Do this
Repeat the full listing below verbatim and keep the images out.
-=-=-
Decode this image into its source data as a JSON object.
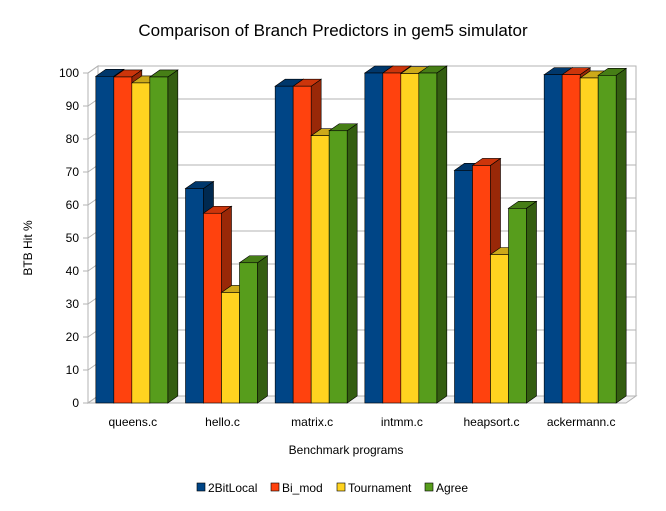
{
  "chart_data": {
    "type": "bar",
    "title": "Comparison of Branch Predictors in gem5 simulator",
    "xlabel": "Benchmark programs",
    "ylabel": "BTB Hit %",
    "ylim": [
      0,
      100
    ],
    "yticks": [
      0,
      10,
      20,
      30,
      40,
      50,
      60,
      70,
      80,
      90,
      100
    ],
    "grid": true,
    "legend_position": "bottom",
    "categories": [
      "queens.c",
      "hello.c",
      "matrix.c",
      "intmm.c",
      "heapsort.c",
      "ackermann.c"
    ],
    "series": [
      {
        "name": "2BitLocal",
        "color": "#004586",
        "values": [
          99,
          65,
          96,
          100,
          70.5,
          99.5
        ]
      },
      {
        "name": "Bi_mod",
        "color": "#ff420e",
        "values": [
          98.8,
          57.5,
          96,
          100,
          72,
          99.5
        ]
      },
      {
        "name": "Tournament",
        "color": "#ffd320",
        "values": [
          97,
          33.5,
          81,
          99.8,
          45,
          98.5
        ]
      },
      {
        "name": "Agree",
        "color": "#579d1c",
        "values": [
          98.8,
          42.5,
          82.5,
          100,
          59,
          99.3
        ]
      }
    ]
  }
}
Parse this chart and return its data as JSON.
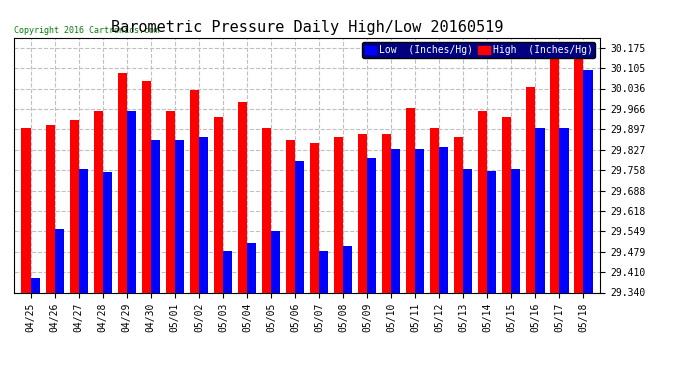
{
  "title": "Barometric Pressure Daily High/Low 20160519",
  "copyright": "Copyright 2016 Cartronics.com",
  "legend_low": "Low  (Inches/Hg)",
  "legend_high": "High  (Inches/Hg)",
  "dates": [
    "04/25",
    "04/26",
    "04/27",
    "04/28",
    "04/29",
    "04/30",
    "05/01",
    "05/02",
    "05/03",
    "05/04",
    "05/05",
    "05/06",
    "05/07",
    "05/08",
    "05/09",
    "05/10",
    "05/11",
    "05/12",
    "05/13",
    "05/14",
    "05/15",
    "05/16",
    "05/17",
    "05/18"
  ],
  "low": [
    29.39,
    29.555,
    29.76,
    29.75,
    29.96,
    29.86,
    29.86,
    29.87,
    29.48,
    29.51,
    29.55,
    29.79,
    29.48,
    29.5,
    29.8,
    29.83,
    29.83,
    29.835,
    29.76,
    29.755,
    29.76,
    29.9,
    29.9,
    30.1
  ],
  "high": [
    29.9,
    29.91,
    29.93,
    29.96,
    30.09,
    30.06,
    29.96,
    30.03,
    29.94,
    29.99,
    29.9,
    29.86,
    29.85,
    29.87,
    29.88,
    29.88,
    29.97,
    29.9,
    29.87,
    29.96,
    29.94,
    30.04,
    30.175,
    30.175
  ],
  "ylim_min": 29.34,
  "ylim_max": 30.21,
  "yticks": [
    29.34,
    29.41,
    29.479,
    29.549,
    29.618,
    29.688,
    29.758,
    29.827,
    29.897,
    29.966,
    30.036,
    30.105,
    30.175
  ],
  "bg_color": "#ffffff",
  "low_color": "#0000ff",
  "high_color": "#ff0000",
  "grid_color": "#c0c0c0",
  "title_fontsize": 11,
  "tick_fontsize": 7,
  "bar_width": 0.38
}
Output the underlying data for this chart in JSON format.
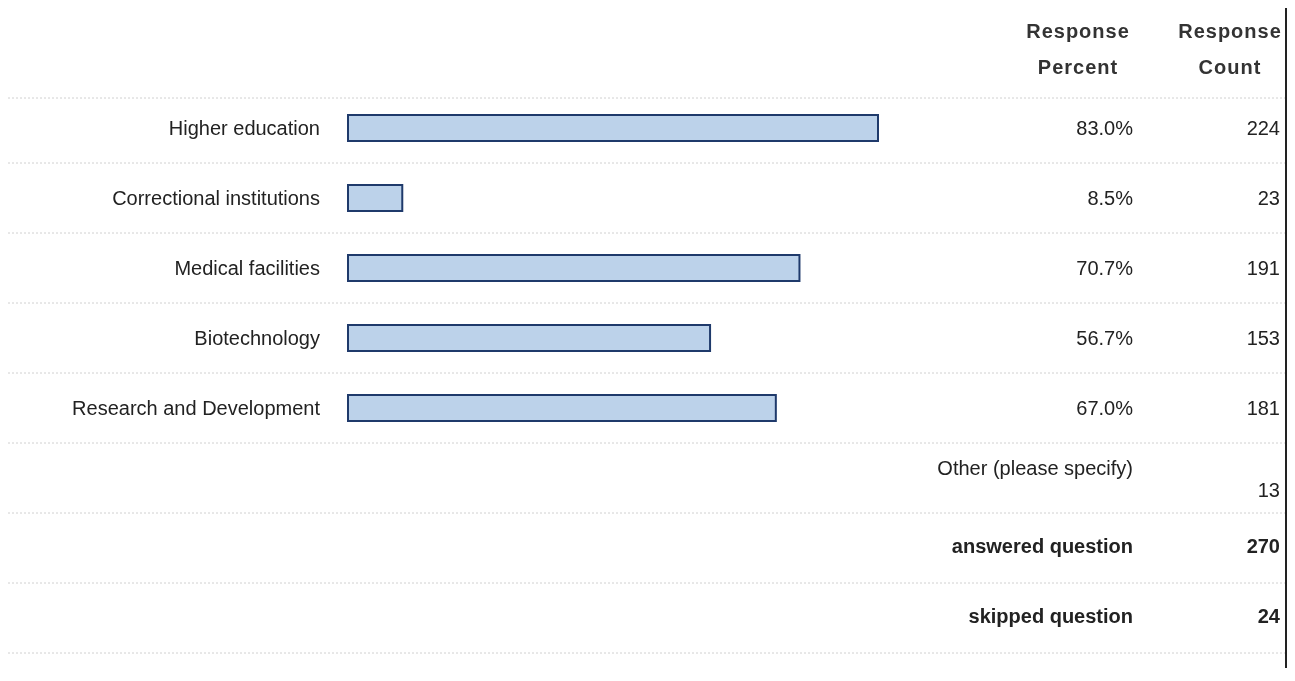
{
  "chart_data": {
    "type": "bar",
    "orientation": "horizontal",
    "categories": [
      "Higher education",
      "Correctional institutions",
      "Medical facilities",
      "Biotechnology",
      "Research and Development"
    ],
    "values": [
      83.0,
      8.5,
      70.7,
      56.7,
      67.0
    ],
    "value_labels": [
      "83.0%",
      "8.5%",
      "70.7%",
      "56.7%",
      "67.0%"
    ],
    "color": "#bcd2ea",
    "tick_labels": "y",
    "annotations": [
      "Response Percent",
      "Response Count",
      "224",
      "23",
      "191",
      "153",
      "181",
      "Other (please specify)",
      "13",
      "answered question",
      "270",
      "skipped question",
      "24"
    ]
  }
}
-=-=-
Task response
Decode this image into its source data as a JSON object.
{
  "chart_data": {
    "type": "bar",
    "title": "Comparison of Branch Predictors in gem5 simulator",
    "xlabel": "Benchmark programs",
    "ylabel": "BTB Hit %",
    "ylim": [
      0,
      100
    ],
    "yticks": [
      0,
      10,
      20,
      30,
      40,
      50,
      60,
      70,
      80,
      90,
      100
    ],
    "grid": true,
    "legend_position": "bottom",
    "categories": [
      "queens.c",
      "hello.c",
      "matrix.c",
      "intmm.c",
      "heapsort.c",
      "ackermann.c"
    ],
    "series": [
      {
        "name": "2BitLocal",
        "color": "#004586",
        "values": [
          99,
          65,
          96,
          100,
          70.5,
          99.5
        ]
      },
      {
        "name": "Bi_mod",
        "color": "#ff420e",
        "values": [
          98.8,
          57.5,
          96,
          100,
          72,
          99.5
        ]
      },
      {
        "name": "Tournament",
        "color": "#ffd320",
        "values": [
          97,
          33.5,
          81,
          99.8,
          45,
          98.5
        ]
      },
      {
        "name": "Agree",
        "color": "#579d1c",
        "values": [
          98.8,
          42.5,
          82.5,
          100,
          59,
          99.3
        ]
      }
    ]
  }
}
Parse this chart and return its data as JSON.
{
  "title": "Barometric Pressure Daily High/Low 20160519",
  "copyright": "Copyright 2016 Cartronics.com",
  "legend_low": "Low  (Inches/Hg)",
  "legend_high": "High  (Inches/Hg)",
  "dates": [
    "04/25",
    "04/26",
    "04/27",
    "04/28",
    "04/29",
    "04/30",
    "05/01",
    "05/02",
    "05/03",
    "05/04",
    "05/05",
    "05/06",
    "05/07",
    "05/08",
    "05/09",
    "05/10",
    "05/11",
    "05/12",
    "05/13",
    "05/14",
    "05/15",
    "05/16",
    "05/17",
    "05/18"
  ],
  "low": [
    29.39,
    29.555,
    29.76,
    29.75,
    29.96,
    29.86,
    29.86,
    29.87,
    29.48,
    29.51,
    29.55,
    29.79,
    29.48,
    29.5,
    29.8,
    29.83,
    29.83,
    29.835,
    29.76,
    29.755,
    29.76,
    29.9,
    29.9,
    30.1
  ],
  "high": [
    29.9,
    29.91,
    29.93,
    29.96,
    30.09,
    30.06,
    29.96,
    30.03,
    29.94,
    29.99,
    29.9,
    29.86,
    29.85,
    29.87,
    29.88,
    29.88,
    29.97,
    29.9,
    29.87,
    29.96,
    29.94,
    30.04,
    30.175,
    30.175
  ],
  "ylim_min": 29.34,
  "ylim_max": 30.21,
  "yticks": [
    29.34,
    29.41,
    29.479,
    29.549,
    29.618,
    29.688,
    29.758,
    29.827,
    29.897,
    29.966,
    30.036,
    30.105,
    30.175
  ],
  "bg_color": "#ffffff",
  "low_color": "#0000ff",
  "high_color": "#ff0000",
  "grid_color": "#c0c0c0",
  "title_fontsize": 11,
  "tick_fontsize": 7,
  "bar_width": 0.38
}
Output the underlying data for this chart in JSON format.
{
  "chart_data": {
    "type": "bar",
    "orientation": "horizontal",
    "categories": [
      "Higher education",
      "Correctional institutions",
      "Medical facilities",
      "Biotechnology",
      "Research and Development"
    ],
    "values": [
      83.0,
      8.5,
      70.7,
      56.7,
      67.0
    ],
    "value_labels": [
      "83.0%",
      "8.5%",
      "70.7%",
      "56.7%",
      "67.0%"
    ],
    "color": "#bcd2ea",
    "tick_labels": "y",
    "annotations": [
      "Response Percent",
      "Response Count",
      "224",
      "23",
      "191",
      "153",
      "181",
      "Other (please specify)",
      "13",
      "answered question",
      "270",
      "skipped question",
      "24"
    ]
  }
}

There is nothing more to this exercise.